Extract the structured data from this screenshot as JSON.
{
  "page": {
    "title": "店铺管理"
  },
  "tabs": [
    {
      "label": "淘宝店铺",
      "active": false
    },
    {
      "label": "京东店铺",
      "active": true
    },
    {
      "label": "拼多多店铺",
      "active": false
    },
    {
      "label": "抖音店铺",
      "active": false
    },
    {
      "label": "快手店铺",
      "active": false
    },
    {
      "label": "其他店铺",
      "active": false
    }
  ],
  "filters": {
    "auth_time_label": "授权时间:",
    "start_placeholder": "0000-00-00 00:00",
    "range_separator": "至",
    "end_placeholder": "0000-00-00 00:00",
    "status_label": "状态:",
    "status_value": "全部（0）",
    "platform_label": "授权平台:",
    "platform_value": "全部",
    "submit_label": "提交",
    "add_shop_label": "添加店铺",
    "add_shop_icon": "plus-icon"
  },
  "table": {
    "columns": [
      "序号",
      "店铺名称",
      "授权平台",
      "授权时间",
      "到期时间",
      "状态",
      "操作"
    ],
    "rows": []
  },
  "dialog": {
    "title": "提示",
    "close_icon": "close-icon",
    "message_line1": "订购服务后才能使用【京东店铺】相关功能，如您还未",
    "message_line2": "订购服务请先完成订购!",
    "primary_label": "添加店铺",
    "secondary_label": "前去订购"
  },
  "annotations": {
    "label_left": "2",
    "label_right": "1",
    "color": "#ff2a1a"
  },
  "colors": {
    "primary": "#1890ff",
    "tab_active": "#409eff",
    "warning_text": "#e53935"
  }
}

++++

* [What the exercise asks] Your task is to repeat every entry exactly.

* [Answer in full]
Extract the structured data from this screenshot as JSON.
{
  "page": {
    "title": "店铺管理"
  },
  "tabs": [
    {
      "label": "淘宝店铺",
      "active": false
    },
    {
      "label": "京东店铺",
      "active": true
    },
    {
      "label": "拼多多店铺",
      "active": false
    },
    {
      "label": "抖音店铺",
      "active": false
    },
    {
      "label": "快手店铺",
      "active": false
    },
    {
      "label": "其他店铺",
      "active": false
    }
  ],
  "filters": {
    "auth_time_label": "授权时间:",
    "start_placeholder": "0000-00-00 00:00",
    "range_separator": "至",
    "end_placeholder": "0000-00-00 00:00",
    "status_label": "状态:",
    "status_value": "全部（0）",
    "platform_label": "授权平台:",
    "platform_value": "全部",
    "submit_label": "提交",
    "add_shop_label": "添加店铺",
    "add_shop_icon": "plus-icon"
  },
  "table": {
    "columns": [
      "序号",
      "店铺名称",
      "授权平台",
      "授权时间",
      "到期时间",
      "状态",
      "操作"
    ],
    "rows": []
  },
  "dialog": {
    "title": "提示",
    "close_icon": "close-icon",
    "message_line1": "订购服务后才能使用【京东店铺】相关功能，如您还未",
    "message_line2": "订购服务请先完成订购!",
    "primary_label": "添加店铺",
    "secondary_label": "前去订购"
  },
  "annotations": {
    "label_left": "2",
    "label_right": "1",
    "color": "#ff2a1a"
  },
  "colors": {
    "primary": "#1890ff",
    "tab_active": "#409eff",
    "warning_text": "#e53935"
  }
}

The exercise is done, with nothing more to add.